Data entries for graphics:
■ ■ ■ ■ ■

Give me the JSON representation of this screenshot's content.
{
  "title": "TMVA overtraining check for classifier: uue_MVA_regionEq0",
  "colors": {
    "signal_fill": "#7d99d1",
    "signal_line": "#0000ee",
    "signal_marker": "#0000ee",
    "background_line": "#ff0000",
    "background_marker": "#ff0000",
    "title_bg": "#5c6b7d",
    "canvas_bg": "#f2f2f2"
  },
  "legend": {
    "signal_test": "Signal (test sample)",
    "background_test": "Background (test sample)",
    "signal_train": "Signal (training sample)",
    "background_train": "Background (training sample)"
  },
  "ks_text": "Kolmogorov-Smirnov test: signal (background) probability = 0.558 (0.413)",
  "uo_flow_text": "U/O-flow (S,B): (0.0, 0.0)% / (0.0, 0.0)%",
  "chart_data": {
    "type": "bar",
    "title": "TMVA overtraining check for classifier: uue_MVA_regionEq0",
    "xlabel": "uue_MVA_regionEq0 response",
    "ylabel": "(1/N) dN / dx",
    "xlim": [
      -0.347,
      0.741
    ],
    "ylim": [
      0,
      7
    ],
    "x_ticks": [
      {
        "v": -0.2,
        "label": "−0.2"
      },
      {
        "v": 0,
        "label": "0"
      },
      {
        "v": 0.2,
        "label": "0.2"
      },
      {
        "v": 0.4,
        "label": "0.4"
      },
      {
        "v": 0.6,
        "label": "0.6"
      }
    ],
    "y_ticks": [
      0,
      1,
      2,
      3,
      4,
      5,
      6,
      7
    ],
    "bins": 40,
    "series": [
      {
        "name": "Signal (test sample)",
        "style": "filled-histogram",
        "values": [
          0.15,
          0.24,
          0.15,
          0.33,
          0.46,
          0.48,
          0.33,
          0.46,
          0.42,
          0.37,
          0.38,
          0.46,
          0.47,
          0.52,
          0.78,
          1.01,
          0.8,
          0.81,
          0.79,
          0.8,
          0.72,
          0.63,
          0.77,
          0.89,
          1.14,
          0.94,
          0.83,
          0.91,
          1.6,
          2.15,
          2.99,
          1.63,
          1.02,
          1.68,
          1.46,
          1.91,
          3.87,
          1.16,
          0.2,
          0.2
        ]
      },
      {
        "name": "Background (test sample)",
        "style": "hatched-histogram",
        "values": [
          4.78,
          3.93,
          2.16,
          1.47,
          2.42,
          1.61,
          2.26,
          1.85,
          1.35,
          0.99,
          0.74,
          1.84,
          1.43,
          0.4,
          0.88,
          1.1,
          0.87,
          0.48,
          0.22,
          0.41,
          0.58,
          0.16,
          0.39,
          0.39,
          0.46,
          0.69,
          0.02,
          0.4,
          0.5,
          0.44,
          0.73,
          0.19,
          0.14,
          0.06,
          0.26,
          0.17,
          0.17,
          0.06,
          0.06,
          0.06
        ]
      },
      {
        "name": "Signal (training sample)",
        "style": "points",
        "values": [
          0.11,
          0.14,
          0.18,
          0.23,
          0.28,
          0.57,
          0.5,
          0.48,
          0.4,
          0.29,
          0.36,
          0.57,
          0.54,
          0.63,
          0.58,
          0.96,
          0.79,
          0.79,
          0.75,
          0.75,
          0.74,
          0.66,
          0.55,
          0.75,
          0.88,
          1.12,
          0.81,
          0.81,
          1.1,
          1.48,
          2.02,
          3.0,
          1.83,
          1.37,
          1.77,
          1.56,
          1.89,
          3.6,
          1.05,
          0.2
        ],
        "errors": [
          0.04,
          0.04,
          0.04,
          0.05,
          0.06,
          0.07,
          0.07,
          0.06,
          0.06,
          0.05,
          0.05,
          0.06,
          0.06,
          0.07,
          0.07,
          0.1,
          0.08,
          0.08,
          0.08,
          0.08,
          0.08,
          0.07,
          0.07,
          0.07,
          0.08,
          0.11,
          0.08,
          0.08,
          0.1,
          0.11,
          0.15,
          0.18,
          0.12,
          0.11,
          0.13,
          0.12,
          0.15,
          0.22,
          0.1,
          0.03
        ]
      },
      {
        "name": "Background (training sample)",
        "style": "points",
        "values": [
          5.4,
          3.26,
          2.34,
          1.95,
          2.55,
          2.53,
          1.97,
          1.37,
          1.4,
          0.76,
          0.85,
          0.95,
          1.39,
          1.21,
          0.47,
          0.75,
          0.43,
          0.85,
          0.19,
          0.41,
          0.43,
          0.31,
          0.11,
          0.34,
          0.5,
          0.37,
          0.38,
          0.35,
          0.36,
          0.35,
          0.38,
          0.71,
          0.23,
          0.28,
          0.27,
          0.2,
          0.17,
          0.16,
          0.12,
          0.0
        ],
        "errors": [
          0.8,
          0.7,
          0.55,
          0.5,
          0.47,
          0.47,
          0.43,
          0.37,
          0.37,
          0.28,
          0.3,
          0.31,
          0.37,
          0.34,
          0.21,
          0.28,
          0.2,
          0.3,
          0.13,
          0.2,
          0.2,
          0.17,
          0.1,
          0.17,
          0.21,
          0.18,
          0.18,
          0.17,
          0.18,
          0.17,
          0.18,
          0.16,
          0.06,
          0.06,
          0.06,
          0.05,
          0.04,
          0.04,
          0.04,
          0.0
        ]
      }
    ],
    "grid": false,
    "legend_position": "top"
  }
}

■ ■ ■ ■ ■

What you will do:
Word for word, write out the data.

Solution for this task:
Give me the JSON representation of this screenshot's content.
{
  "title": "TMVA overtraining check for classifier: uue_MVA_regionEq0",
  "colors": {
    "signal_fill": "#7d99d1",
    "signal_line": "#0000ee",
    "signal_marker": "#0000ee",
    "background_line": "#ff0000",
    "background_marker": "#ff0000",
    "title_bg": "#5c6b7d",
    "canvas_bg": "#f2f2f2"
  },
  "legend": {
    "signal_test": "Signal (test sample)",
    "background_test": "Background (test sample)",
    "signal_train": "Signal (training sample)",
    "background_train": "Background (training sample)"
  },
  "ks_text": "Kolmogorov-Smirnov test: signal (background) probability = 0.558 (0.413)",
  "uo_flow_text": "U/O-flow (S,B): (0.0, 0.0)% / (0.0, 0.0)%",
  "chart_data": {
    "type": "bar",
    "title": "TMVA overtraining check for classifier: uue_MVA_regionEq0",
    "xlabel": "uue_MVA_regionEq0 response",
    "ylabel": "(1/N) dN / dx",
    "xlim": [
      -0.347,
      0.741
    ],
    "ylim": [
      0,
      7
    ],
    "x_ticks": [
      {
        "v": -0.2,
        "label": "−0.2"
      },
      {
        "v": 0,
        "label": "0"
      },
      {
        "v": 0.2,
        "label": "0.2"
      },
      {
        "v": 0.4,
        "label": "0.4"
      },
      {
        "v": 0.6,
        "label": "0.6"
      }
    ],
    "y_ticks": [
      0,
      1,
      2,
      3,
      4,
      5,
      6,
      7
    ],
    "bins": 40,
    "series": [
      {
        "name": "Signal (test sample)",
        "style": "filled-histogram",
        "values": [
          0.15,
          0.24,
          0.15,
          0.33,
          0.46,
          0.48,
          0.33,
          0.46,
          0.42,
          0.37,
          0.38,
          0.46,
          0.47,
          0.52,
          0.78,
          1.01,
          0.8,
          0.81,
          0.79,
          0.8,
          0.72,
          0.63,
          0.77,
          0.89,
          1.14,
          0.94,
          0.83,
          0.91,
          1.6,
          2.15,
          2.99,
          1.63,
          1.02,
          1.68,
          1.46,
          1.91,
          3.87,
          1.16,
          0.2,
          0.2
        ]
      },
      {
        "name": "Background (test sample)",
        "style": "hatched-histogram",
        "values": [
          4.78,
          3.93,
          2.16,
          1.47,
          2.42,
          1.61,
          2.26,
          1.85,
          1.35,
          0.99,
          0.74,
          1.84,
          1.43,
          0.4,
          0.88,
          1.1,
          0.87,
          0.48,
          0.22,
          0.41,
          0.58,
          0.16,
          0.39,
          0.39,
          0.46,
          0.69,
          0.02,
          0.4,
          0.5,
          0.44,
          0.73,
          0.19,
          0.14,
          0.06,
          0.26,
          0.17,
          0.17,
          0.06,
          0.06,
          0.06
        ]
      },
      {
        "name": "Signal (training sample)",
        "style": "points",
        "values": [
          0.11,
          0.14,
          0.18,
          0.23,
          0.28,
          0.57,
          0.5,
          0.48,
          0.4,
          0.29,
          0.36,
          0.57,
          0.54,
          0.63,
          0.58,
          0.96,
          0.79,
          0.79,
          0.75,
          0.75,
          0.74,
          0.66,
          0.55,
          0.75,
          0.88,
          1.12,
          0.81,
          0.81,
          1.1,
          1.48,
          2.02,
          3.0,
          1.83,
          1.37,
          1.77,
          1.56,
          1.89,
          3.6,
          1.05,
          0.2
        ],
        "errors": [
          0.04,
          0.04,
          0.04,
          0.05,
          0.06,
          0.07,
          0.07,
          0.06,
          0.06,
          0.05,
          0.05,
          0.06,
          0.06,
          0.07,
          0.07,
          0.1,
          0.08,
          0.08,
          0.08,
          0.08,
          0.08,
          0.07,
          0.07,
          0.07,
          0.08,
          0.11,
          0.08,
          0.08,
          0.1,
          0.11,
          0.15,
          0.18,
          0.12,
          0.11,
          0.13,
          0.12,
          0.15,
          0.22,
          0.1,
          0.03
        ]
      },
      {
        "name": "Background (training sample)",
        "style": "points",
        "values": [
          5.4,
          3.26,
          2.34,
          1.95,
          2.55,
          2.53,
          1.97,
          1.37,
          1.4,
          0.76,
          0.85,
          0.95,
          1.39,
          1.21,
          0.47,
          0.75,
          0.43,
          0.85,
          0.19,
          0.41,
          0.43,
          0.31,
          0.11,
          0.34,
          0.5,
          0.37,
          0.38,
          0.35,
          0.36,
          0.35,
          0.38,
          0.71,
          0.23,
          0.28,
          0.27,
          0.2,
          0.17,
          0.16,
          0.12,
          0.0
        ],
        "errors": [
          0.8,
          0.7,
          0.55,
          0.5,
          0.47,
          0.47,
          0.43,
          0.37,
          0.37,
          0.28,
          0.3,
          0.31,
          0.37,
          0.34,
          0.21,
          0.28,
          0.2,
          0.3,
          0.13,
          0.2,
          0.2,
          0.17,
          0.1,
          0.17,
          0.21,
          0.18,
          0.18,
          0.17,
          0.18,
          0.17,
          0.18,
          0.16,
          0.06,
          0.06,
          0.06,
          0.05,
          0.04,
          0.04,
          0.04,
          0.0
        ]
      }
    ],
    "grid": false,
    "legend_position": "top"
  }
}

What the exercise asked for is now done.